** start Listed entries **

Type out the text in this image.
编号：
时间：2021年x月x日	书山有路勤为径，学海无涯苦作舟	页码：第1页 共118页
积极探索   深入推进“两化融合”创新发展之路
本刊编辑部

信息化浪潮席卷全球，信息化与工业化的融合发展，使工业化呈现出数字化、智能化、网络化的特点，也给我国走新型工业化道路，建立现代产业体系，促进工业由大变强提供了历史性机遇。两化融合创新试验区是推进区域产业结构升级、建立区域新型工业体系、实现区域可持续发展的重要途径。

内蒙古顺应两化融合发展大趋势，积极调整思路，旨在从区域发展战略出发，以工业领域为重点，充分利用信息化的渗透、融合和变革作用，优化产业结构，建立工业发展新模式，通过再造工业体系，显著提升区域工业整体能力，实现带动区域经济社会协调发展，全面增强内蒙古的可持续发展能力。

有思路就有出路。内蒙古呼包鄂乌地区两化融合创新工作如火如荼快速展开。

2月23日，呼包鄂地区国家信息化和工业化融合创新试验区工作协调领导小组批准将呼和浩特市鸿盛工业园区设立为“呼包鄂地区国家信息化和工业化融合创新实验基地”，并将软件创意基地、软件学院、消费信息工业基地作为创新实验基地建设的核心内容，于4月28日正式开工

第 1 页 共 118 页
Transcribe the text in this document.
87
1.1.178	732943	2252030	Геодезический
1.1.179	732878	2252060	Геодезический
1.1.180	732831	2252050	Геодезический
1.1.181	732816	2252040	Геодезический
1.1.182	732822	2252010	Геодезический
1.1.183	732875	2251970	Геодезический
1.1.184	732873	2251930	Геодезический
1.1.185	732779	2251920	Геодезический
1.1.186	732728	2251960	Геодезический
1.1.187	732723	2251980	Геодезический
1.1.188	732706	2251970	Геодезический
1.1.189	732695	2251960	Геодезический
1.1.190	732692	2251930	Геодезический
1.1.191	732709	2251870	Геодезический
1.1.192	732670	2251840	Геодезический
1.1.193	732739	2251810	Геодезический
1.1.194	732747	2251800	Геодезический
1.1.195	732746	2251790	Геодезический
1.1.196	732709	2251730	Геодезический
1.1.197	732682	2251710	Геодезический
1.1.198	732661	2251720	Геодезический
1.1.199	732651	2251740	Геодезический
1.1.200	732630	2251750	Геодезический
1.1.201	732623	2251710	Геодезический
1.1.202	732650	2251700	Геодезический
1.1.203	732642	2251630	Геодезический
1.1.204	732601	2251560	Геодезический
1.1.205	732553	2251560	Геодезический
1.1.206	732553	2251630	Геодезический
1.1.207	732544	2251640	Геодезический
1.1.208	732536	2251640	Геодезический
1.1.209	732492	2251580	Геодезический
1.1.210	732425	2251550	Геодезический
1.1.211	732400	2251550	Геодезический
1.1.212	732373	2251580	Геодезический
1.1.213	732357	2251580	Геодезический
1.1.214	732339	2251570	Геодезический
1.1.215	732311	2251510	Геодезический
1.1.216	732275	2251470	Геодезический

** end Listed entries **

# Exercise objective:
Output the listing above word for word.

# Output of the task:
Type out the text in this image.
编号：
时间：2021年x月x日	书山有路勤为径，学海无涯苦作舟	页码：第1页 共118页
积极探索   深入推进“两化融合”创新发展之路
本刊编辑部

信息化浪潮席卷全球，信息化与工业化的融合发展，使工业化呈现出数字化、智能化、网络化的特点，也给我国走新型工业化道路，建立现代产业体系，促进工业由大变强提供了历史性机遇。两化融合创新试验区是推进区域产业结构升级、建立区域新型工业体系、实现区域可持续发展的重要途径。

内蒙古顺应两化融合发展大趋势，积极调整思路，旨在从区域发展战略出发，以工业领域为重点，充分利用信息化的渗透、融合和变革作用，优化产业结构，建立工业发展新模式，通过再造工业体系，显著提升区域工业整体能力，实现带动区域经济社会协调发展，全面增强内蒙古的可持续发展能力。

有思路就有出路。内蒙古呼包鄂乌地区两化融合创新工作如火如荼快速展开。

2月23日，呼包鄂地区国家信息化和工业化融合创新试验区工作协调领导小组批准将呼和浩特市鸿盛工业园区设立为“呼包鄂地区国家信息化和工业化融合创新实验基地”，并将软件创意基地、软件学院、消费信息工业基地作为创新实验基地建设的核心内容，于4月28日正式开工

第 1 页 共 118 页
Transcribe the text in this document.
87
1.1.178	732943	2252030	Геодезический
1.1.179	732878	2252060	Геодезический
1.1.180	732831	2252050	Геодезический
1.1.181	732816	2252040	Геодезический
1.1.182	732822	2252010	Геодезический
1.1.183	732875	2251970	Геодезический
1.1.184	732873	2251930	Геодезический
1.1.185	732779	2251920	Геодезический
1.1.186	732728	2251960	Геодезический
1.1.187	732723	2251980	Геодезический
1.1.188	732706	2251970	Геодезический
1.1.189	732695	2251960	Геодезический
1.1.190	732692	2251930	Геодезический
1.1.191	732709	2251870	Геодезический
1.1.192	732670	2251840	Геодезический
1.1.193	732739	2251810	Геодезический
1.1.194	732747	2251800	Геодезический
1.1.195	732746	2251790	Геодезический
1.1.196	732709	2251730	Геодезический
1.1.197	732682	2251710	Геодезический
1.1.198	732661	2251720	Геодезический
1.1.199	732651	2251740	Геодезический
1.1.200	732630	2251750	Геодезический
1.1.201	732623	2251710	Геодезический
1.1.202	732650	2251700	Геодезический
1.1.203	732642	2251630	Геодезический
1.1.204	732601	2251560	Геодезический
1.1.205	732553	2251560	Геодезический
1.1.206	732553	2251630	Геодезический
1.1.207	732544	2251640	Геодезический
1.1.208	732536	2251640	Геодезический
1.1.209	732492	2251580	Геодезический
1.1.210	732425	2251550	Геодезический
1.1.211	732400	2251550	Геодезический
1.1.212	732373	2251580	Геодезический
1.1.213	732357	2251580	Геодезический
1.1.214	732339	2251570	Геодезический
1.1.215	732311	2251510	Геодезический
1.1.216	732275	2251470	Геодезический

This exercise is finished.